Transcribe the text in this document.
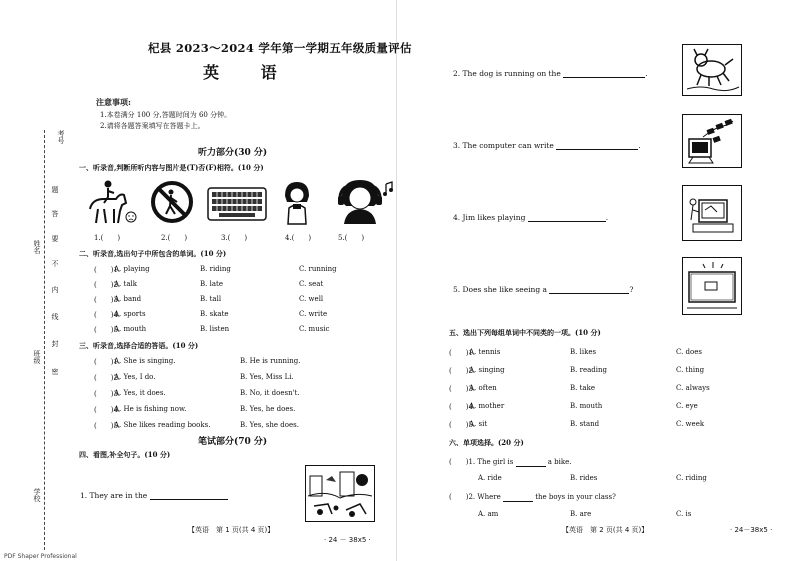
考号
题
答
要
不
内
线
封
密
姓名
班级
学校
杞县 2023～2024 学年第一学期五年级质量评估
英 语
注意事项:
1.本卷满分 100 分,答题时间为 60 分钟。
2.请将各题答案填写在答题卡上。
听力部分(30 分)
一、听录音,判断所听内容与图片是(T)否(F)相符。(10 分)
1.(　　)	2.(　　)	3.(　　)	4.(　　)	5.(　　)
二、听录音,选出句子中所包含的单词。(10 分)
(　　)1.
A. playing	B. riding	C. running
(　　)2.
A. talk	B. late	C. seat
(　　)3.
A. band	B. tall	C. well
(　　)4.
A. sports	B. skate	C. write
(　　)5.
A. mouth	B. listen	C. music
三、听录音,选择合适的答语。(10 分)
(　　)1.
A. She is singing.	B. He is running.
(　　)2.
A. Yes, I do.	B. Yes, Miss Li.
(　　)3.
A. Yes, it does.	B. No, it doesn't.
(　　)4.
A. He is fishing now.	B. Yes, he does.
(　　)5.
A. She likes reading books.	B. Yes, she does.
笔试部分(70 分)
四、看图,补全句子。(10 分)
1. They are in the
【英语　第 1 页(共 4 页)】
· 24 － 38x5 ·
PDF Shaper Professional
2. The dog is running on the	.
3. The computer can write	.
4. Jim likes playing	.
5. Does she like seeing a	?
五、选出下列每组单词中不同类的一项。(10 分)
(　　)1.
A. tennis	B. likes	C. does
(　　)2.
A. singing	B. reading	C. thing
(　　)3.
A. often	B. take	C. always
(　　)4.
A. mother	B. mouth	C. eye
(　　)5.
A. sit	B. stand	C. week
六、单项选择。(20 分)
(　　)1. The girl is	a bike.
A. ride	B. rides	C. riding
(　　)2. Where	the boys in your class?
A. am	B. are	C. is
【英语　第 2 页(共 4 页)】	· 24－38x5 ·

:::

Out of the material above, select every line that holds the string "running".

_Solution to this task_
A. playing	B. riding	C. running
A. She is singing.	B. He is running.
2. The dog is running on the	.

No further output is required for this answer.